┌────────

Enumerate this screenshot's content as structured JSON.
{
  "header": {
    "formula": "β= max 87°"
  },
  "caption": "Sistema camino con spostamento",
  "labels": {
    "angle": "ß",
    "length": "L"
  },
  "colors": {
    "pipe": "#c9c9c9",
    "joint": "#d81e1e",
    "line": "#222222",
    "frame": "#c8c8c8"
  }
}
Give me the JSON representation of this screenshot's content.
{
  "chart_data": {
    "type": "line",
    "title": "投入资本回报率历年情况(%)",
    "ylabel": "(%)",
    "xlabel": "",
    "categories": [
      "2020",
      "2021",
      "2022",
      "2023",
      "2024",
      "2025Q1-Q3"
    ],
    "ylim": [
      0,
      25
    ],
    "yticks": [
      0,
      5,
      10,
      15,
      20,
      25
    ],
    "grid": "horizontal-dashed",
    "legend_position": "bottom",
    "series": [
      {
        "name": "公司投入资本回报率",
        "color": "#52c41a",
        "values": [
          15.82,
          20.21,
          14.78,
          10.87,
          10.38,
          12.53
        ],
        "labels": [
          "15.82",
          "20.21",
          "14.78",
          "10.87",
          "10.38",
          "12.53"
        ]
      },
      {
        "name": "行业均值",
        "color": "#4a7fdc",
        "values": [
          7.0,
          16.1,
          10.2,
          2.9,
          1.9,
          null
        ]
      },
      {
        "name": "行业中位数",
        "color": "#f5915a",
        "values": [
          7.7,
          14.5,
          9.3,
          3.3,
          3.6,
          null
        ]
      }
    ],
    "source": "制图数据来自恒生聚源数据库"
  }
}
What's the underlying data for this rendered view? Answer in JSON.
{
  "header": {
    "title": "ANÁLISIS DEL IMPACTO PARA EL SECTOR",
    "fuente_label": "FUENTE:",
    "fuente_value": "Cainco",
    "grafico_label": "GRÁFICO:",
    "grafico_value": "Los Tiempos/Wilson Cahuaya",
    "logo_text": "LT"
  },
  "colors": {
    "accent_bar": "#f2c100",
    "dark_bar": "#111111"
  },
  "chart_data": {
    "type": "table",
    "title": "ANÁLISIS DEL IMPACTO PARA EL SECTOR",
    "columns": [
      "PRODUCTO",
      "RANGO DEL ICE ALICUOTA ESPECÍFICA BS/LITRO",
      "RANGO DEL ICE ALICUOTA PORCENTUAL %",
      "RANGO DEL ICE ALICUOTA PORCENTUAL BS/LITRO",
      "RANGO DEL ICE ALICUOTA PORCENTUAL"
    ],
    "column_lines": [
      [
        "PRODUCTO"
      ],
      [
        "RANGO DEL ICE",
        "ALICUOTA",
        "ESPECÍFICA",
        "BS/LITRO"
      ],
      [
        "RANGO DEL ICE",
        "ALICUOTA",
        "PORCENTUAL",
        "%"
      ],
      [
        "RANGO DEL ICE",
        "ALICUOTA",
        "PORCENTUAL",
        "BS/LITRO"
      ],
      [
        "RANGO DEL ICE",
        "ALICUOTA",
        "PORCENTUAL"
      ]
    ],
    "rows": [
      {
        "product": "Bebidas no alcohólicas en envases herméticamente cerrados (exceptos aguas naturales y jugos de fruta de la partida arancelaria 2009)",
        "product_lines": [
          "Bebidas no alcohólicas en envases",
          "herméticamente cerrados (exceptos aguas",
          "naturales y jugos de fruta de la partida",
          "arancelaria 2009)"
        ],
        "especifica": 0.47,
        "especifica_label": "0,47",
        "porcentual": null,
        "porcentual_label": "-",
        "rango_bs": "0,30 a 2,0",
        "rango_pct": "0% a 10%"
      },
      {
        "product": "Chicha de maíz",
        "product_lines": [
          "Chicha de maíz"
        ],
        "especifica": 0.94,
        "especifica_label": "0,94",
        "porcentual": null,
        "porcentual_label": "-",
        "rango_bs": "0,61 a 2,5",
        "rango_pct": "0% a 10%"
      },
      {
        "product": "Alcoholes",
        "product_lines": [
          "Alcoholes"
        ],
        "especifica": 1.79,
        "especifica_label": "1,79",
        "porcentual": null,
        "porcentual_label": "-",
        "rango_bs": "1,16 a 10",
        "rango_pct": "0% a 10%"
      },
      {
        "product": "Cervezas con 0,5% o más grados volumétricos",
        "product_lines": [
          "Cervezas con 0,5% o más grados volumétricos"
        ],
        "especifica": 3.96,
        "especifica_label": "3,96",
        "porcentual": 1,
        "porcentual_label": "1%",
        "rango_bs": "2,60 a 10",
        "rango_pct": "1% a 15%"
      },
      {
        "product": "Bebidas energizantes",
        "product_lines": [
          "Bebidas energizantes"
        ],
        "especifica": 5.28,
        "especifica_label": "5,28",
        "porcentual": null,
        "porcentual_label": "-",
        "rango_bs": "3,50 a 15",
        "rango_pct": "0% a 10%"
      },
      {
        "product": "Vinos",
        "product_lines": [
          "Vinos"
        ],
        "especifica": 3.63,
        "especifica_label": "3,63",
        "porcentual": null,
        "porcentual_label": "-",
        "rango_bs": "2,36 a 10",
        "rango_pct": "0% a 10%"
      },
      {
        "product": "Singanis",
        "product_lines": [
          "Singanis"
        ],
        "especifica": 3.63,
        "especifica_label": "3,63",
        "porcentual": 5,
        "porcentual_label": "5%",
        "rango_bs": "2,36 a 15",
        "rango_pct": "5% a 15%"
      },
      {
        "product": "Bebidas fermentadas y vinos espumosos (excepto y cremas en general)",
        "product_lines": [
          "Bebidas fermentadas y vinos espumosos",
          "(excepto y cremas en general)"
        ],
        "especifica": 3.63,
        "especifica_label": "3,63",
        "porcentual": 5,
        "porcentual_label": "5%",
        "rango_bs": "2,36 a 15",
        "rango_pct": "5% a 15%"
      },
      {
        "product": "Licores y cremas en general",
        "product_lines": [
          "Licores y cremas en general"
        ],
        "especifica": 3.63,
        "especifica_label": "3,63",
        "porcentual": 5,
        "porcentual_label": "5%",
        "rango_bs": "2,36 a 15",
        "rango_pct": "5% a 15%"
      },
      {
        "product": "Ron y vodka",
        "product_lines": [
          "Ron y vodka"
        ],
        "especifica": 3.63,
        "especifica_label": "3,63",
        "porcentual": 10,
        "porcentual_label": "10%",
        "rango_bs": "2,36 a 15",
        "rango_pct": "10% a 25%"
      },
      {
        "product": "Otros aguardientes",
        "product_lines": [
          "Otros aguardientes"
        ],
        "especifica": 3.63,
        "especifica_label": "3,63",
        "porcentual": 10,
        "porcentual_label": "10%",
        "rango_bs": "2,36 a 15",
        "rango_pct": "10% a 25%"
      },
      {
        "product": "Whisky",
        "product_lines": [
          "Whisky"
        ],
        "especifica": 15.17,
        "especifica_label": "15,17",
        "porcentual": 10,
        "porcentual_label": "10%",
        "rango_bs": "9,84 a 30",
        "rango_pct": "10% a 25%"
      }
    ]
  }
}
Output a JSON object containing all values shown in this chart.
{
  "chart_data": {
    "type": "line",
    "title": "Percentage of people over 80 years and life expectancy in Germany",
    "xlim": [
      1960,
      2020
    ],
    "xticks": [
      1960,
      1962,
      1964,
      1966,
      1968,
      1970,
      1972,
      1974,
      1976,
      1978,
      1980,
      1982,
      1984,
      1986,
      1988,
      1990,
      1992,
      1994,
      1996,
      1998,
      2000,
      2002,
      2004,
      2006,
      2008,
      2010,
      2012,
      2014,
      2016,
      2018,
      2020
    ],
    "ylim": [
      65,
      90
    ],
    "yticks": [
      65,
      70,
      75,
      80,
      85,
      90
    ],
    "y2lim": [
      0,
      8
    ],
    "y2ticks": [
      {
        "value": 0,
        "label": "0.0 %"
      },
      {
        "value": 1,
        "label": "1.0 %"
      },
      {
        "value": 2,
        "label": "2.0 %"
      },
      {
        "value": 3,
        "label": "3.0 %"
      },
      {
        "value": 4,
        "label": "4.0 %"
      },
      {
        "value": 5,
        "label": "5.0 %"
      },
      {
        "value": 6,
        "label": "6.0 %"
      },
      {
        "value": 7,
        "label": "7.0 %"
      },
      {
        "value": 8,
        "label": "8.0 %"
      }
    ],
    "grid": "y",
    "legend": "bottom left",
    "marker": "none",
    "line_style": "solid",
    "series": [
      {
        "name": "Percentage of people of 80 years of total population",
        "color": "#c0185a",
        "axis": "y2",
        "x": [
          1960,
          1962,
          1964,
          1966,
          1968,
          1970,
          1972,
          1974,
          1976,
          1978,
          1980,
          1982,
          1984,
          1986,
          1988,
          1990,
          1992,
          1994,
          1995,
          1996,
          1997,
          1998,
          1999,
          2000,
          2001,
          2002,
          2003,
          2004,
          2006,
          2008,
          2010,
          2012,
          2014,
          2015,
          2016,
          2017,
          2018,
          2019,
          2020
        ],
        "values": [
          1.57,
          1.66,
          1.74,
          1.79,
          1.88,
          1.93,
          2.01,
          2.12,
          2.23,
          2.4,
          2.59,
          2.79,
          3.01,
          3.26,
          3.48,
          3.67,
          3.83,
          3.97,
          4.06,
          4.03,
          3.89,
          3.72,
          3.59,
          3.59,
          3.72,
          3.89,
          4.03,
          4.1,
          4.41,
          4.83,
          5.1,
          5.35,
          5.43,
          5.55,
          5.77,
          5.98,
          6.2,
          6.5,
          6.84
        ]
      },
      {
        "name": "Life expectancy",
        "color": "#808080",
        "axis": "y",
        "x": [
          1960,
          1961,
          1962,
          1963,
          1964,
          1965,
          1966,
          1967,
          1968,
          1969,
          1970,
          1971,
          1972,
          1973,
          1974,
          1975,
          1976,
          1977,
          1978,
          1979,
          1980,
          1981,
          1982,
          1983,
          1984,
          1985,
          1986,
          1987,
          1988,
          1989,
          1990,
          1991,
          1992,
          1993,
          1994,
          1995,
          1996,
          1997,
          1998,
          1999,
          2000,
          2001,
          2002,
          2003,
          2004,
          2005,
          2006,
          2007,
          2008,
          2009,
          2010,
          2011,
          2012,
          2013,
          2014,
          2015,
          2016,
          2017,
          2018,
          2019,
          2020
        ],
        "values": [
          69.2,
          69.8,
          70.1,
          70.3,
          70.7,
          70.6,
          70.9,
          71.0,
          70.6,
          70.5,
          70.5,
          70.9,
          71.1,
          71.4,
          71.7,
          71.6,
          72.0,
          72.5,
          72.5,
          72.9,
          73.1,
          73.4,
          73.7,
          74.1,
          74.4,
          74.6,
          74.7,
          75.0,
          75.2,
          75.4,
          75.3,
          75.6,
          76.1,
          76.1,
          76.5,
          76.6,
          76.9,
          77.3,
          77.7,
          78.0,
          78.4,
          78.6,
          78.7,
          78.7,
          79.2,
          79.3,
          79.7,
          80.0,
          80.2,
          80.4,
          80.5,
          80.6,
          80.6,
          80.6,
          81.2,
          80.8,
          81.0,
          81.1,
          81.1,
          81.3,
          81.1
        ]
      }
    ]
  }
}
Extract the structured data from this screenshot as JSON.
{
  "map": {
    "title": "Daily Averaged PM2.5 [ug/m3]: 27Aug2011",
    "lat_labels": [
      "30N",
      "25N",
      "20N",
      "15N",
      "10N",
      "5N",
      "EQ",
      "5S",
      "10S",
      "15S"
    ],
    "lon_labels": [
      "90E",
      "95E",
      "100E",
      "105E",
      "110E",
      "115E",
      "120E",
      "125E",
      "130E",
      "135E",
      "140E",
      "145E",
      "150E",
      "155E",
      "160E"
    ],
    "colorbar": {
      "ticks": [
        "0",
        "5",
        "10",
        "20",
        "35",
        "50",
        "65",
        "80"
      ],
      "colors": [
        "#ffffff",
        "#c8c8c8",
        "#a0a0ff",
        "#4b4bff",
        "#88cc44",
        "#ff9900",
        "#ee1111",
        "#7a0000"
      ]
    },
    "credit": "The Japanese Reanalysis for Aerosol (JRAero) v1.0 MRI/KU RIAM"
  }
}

└────────

Filter the data, keeping only the lines that contain "LITRO".

The response >>
      "RANGO DEL ICE ALICUOTA ESPECÍFICA BS/LITRO",
      "RANGO DEL ICE ALICUOTA PORCENTUAL BS/LITRO",
        "BS/LITRO"
        "BS/LITRO"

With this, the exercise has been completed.